• **Written task**: Count every line that holds the string "窒化ホウ素", and report the number alone.

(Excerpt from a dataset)
....
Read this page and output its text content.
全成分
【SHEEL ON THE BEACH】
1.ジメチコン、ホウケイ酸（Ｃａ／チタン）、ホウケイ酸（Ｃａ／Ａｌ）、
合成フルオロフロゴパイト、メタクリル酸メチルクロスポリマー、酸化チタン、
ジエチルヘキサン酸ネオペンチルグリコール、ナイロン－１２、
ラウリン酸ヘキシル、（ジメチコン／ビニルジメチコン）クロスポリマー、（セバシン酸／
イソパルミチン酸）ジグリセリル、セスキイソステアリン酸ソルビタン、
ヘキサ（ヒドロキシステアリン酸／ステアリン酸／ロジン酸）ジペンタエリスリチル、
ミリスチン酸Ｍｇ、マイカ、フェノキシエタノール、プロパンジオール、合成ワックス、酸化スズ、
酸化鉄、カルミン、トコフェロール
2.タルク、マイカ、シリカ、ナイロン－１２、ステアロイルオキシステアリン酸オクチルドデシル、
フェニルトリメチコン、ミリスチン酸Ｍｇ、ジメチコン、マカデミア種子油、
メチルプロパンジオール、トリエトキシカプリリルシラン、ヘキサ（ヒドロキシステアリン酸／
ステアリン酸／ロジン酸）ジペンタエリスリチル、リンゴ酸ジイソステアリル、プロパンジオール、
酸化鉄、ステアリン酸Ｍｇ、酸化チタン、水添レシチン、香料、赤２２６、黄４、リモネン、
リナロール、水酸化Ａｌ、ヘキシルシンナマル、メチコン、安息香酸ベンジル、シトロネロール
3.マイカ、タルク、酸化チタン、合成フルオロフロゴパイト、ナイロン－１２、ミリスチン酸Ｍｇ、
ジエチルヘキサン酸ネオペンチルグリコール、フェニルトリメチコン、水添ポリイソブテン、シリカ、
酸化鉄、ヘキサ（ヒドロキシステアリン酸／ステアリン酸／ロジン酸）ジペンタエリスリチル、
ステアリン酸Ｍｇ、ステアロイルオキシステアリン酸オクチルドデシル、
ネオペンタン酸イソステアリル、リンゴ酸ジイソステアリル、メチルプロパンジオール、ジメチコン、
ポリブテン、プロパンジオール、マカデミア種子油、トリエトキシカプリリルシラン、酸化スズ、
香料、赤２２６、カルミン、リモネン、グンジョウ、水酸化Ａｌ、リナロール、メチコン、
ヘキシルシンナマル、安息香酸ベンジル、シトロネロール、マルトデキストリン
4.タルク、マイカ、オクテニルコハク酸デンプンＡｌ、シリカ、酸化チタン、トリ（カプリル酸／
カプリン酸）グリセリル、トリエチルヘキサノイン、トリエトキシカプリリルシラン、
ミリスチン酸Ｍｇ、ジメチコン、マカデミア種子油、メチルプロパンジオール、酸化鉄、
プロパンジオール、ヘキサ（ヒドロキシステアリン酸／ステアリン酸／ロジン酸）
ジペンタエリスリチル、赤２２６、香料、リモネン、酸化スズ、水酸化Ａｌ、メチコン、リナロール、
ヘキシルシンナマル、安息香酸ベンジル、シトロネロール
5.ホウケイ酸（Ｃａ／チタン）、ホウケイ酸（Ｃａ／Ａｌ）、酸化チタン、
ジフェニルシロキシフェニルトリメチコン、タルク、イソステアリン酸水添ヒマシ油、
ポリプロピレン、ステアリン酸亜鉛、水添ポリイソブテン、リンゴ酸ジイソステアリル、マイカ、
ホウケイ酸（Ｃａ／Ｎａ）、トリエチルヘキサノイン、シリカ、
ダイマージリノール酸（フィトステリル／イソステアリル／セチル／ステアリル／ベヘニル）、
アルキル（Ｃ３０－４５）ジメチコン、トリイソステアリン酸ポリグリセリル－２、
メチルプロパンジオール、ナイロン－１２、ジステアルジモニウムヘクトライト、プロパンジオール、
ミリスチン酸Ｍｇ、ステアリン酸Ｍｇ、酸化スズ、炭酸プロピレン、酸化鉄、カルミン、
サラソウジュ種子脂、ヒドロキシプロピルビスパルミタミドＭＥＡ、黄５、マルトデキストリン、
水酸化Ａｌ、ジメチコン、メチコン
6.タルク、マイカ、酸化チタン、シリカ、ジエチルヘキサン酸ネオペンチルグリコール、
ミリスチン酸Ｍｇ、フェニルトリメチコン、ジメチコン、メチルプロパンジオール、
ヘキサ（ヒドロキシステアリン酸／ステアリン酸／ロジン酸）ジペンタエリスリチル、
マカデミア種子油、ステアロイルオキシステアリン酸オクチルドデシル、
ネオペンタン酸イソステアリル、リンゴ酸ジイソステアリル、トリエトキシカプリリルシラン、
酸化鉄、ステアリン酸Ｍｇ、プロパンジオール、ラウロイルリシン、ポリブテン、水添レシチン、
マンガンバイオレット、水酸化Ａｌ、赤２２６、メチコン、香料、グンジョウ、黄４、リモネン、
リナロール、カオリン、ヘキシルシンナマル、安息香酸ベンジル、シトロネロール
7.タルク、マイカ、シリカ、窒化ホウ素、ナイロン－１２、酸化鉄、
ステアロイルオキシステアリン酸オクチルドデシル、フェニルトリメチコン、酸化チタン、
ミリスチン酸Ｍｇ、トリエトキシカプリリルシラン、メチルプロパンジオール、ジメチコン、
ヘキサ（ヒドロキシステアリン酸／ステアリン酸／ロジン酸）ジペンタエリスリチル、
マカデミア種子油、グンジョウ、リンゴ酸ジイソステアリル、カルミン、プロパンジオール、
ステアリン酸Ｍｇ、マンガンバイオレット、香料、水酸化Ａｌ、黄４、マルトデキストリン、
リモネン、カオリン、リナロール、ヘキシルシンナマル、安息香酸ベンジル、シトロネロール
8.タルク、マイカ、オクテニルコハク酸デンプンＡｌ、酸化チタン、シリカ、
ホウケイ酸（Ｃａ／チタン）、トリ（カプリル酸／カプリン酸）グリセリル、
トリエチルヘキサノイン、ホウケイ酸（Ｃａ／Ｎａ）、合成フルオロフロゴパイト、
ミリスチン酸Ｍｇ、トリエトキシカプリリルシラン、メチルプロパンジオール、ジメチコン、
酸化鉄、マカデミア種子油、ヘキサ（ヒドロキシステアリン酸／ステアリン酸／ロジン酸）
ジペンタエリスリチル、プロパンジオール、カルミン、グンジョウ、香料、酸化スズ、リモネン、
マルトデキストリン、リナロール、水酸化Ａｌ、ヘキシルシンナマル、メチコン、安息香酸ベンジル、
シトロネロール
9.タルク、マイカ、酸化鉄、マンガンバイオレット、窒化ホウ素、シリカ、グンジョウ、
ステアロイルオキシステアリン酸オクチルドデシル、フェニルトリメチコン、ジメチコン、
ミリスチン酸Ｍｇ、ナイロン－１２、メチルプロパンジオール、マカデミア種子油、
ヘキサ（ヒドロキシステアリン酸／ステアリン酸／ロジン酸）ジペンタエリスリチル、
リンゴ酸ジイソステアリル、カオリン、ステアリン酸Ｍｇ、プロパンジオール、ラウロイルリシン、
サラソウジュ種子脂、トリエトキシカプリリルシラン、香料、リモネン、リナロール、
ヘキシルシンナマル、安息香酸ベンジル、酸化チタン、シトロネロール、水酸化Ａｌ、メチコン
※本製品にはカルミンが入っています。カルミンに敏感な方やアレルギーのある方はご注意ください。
....
• **Answer for the task**: 2